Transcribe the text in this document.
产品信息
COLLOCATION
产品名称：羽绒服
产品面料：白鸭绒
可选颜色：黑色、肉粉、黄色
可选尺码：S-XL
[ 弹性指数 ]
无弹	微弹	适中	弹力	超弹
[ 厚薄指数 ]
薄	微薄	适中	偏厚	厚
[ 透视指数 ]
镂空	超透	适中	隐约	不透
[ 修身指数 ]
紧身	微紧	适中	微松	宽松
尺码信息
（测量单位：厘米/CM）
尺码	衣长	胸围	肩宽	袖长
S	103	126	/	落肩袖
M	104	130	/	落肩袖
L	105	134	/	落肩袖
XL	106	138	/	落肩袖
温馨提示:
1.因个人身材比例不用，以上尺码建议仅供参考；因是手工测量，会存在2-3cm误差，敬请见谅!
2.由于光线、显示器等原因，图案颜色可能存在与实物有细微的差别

> [Problem details]: Your task is to quote all of the data word for word.

> [Reply to the exercise]:
Transcribe the text in this document.
产品信息
COLLOCATION
产品名称：羽绒服
产品面料：白鸭绒
可选颜色：黑色、肉粉、黄色
可选尺码：S-XL
[ 弹性指数 ]
无弹	微弹	适中	弹力	超弹
[ 厚薄指数 ]
薄	微薄	适中	偏厚	厚
[ 透视指数 ]
镂空	超透	适中	隐约	不透
[ 修身指数 ]
紧身	微紧	适中	微松	宽松
尺码信息
（测量单位：厘米/CM）
尺码	衣长	胸围	肩宽	袖长
S	103	126	/	落肩袖
M	104	130	/	落肩袖
L	105	134	/	落肩袖
XL	106	138	/	落肩袖
温馨提示:
1.因个人身材比例不用，以上尺码建议仅供参考；因是手工测量，会存在2-3cm误差，敬请见谅!
2.由于光线、显示器等原因，图案颜色可能存在与实物有细微的差别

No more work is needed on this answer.